--- Provided records ---

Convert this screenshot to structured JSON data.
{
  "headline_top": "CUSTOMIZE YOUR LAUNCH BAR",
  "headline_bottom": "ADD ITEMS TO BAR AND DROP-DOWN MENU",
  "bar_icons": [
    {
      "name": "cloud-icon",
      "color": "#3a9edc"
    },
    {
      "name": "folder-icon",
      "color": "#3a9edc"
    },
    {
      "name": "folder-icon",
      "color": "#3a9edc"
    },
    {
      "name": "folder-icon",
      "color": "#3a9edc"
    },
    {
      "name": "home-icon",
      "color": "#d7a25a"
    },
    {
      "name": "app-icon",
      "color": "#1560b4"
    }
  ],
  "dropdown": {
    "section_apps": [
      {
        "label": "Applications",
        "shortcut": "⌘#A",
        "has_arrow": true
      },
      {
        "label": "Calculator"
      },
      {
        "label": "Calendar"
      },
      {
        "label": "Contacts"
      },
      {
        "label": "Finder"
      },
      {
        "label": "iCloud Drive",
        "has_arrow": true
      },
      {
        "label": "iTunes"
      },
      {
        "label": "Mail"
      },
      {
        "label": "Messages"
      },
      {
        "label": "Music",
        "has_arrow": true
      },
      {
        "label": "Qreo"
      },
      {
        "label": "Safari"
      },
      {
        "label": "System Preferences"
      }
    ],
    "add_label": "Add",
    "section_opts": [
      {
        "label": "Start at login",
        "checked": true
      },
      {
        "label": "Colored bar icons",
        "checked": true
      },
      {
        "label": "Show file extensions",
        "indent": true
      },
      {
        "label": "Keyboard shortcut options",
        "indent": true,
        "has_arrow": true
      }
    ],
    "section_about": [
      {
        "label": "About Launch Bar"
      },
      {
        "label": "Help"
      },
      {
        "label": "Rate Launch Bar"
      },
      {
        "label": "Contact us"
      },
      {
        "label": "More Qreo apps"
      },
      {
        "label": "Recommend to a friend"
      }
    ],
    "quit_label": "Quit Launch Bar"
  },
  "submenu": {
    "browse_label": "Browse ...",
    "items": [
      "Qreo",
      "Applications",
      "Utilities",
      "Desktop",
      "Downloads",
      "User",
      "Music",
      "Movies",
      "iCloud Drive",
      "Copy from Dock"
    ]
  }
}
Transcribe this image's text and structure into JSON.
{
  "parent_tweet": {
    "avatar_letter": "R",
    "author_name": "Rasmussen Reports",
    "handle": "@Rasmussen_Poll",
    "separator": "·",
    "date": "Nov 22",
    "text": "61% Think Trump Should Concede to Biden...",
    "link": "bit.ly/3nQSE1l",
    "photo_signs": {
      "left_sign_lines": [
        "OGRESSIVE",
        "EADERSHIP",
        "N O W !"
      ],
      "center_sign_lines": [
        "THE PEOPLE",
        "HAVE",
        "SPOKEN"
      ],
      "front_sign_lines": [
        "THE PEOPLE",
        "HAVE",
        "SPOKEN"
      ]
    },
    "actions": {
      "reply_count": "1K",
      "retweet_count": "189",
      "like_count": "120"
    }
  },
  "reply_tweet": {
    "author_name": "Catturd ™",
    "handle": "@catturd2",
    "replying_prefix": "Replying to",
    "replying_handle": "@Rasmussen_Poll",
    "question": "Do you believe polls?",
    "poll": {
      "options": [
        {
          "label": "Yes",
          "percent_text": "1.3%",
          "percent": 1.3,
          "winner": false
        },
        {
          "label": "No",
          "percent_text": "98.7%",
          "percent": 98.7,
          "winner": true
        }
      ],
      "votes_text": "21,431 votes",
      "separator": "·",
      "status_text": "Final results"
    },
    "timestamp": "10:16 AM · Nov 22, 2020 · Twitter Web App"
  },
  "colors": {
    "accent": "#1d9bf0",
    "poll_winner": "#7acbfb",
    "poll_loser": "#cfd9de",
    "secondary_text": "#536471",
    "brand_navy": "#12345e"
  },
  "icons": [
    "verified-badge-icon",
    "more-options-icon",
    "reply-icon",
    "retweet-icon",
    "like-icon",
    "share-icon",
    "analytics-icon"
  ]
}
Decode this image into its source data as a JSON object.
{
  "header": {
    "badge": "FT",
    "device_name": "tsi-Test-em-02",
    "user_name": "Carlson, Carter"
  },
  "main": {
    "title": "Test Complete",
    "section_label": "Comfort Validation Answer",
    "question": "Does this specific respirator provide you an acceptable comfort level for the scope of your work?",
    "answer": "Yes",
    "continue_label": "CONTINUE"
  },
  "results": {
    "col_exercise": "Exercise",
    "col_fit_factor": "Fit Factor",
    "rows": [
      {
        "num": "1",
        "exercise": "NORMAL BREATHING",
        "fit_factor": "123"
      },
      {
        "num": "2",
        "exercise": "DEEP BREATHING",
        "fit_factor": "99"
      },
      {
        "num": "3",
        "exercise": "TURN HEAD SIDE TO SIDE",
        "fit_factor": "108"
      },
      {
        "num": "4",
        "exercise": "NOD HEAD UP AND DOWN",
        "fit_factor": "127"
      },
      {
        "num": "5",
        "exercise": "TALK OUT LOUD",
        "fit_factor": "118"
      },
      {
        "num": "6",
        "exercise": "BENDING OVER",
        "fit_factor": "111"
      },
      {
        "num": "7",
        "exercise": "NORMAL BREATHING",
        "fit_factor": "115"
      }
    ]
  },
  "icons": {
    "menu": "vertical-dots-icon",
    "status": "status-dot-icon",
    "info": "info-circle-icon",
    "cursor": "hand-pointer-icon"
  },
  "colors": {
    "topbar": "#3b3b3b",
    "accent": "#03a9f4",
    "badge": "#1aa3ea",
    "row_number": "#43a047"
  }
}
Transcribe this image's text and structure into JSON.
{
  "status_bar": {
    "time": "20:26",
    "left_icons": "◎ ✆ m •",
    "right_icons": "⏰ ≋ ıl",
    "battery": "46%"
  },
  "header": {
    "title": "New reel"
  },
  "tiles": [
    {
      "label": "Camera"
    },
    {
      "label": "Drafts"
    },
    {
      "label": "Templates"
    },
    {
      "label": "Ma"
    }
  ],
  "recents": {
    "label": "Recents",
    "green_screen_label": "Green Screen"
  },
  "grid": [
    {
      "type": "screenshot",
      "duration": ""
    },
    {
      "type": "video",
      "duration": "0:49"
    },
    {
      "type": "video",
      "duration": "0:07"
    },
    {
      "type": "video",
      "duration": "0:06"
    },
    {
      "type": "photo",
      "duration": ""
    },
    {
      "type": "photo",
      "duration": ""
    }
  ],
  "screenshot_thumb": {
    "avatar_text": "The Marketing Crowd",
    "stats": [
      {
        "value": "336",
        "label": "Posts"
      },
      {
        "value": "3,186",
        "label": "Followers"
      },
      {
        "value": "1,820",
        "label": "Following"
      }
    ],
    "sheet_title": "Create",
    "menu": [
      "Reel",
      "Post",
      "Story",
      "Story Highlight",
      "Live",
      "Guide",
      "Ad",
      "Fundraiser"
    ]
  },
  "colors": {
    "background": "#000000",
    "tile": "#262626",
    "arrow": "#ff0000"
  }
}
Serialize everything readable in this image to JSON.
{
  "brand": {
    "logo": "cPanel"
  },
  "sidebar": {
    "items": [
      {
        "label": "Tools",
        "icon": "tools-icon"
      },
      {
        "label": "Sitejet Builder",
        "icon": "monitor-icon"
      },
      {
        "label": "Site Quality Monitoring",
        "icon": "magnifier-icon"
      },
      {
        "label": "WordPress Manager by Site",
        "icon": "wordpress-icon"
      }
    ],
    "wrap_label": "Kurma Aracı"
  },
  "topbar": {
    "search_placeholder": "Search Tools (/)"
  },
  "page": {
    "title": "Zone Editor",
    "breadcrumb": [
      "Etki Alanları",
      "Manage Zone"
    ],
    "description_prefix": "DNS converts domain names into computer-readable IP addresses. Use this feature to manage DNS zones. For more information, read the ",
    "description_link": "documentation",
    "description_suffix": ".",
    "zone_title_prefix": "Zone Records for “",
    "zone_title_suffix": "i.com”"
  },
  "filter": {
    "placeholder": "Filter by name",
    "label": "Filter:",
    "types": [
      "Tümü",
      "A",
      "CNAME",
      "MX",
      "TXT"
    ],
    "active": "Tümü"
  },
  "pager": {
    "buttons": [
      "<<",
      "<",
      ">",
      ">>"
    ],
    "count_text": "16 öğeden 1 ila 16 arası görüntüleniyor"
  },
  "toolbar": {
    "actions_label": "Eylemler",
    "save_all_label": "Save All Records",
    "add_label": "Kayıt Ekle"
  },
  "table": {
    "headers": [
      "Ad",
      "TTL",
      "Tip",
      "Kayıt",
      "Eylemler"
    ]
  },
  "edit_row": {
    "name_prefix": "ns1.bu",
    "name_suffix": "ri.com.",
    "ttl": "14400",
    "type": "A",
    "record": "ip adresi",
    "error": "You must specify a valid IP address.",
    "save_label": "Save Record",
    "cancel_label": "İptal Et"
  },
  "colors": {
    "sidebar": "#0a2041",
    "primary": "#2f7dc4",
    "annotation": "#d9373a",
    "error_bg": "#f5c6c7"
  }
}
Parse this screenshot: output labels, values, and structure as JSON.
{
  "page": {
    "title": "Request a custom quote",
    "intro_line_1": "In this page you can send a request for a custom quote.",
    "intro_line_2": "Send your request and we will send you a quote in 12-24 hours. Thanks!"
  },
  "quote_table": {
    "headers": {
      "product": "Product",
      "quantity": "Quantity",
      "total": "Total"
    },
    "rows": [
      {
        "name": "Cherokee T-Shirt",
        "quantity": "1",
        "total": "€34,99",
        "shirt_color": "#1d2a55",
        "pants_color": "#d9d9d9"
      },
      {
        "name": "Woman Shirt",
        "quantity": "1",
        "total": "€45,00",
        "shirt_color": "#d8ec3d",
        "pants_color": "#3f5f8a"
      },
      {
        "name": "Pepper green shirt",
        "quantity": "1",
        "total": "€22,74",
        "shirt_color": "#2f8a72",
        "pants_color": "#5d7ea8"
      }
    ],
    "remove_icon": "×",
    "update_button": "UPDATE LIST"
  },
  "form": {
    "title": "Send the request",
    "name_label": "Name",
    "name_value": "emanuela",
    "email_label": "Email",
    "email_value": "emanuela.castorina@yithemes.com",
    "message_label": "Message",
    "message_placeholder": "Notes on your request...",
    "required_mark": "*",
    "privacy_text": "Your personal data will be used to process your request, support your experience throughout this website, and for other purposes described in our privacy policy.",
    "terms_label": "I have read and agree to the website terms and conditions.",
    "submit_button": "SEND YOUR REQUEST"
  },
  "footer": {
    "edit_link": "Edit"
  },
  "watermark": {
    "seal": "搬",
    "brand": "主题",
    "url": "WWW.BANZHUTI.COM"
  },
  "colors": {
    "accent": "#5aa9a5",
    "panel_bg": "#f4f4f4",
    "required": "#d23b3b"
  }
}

---

__Work to complete__
For this exercise, gather every line of the data that contains the word "JSON".

__Expected answer__
Convert this screenshot to structured JSON data.
Transcribe this image's text and structure into JSON.
Decode this image into its source data as a JSON object.
Transcribe this image's text and structure into JSON.
Serialize everything readable in this image to JSON.
Parse this screenshot: output labels, values, and structure as JSON.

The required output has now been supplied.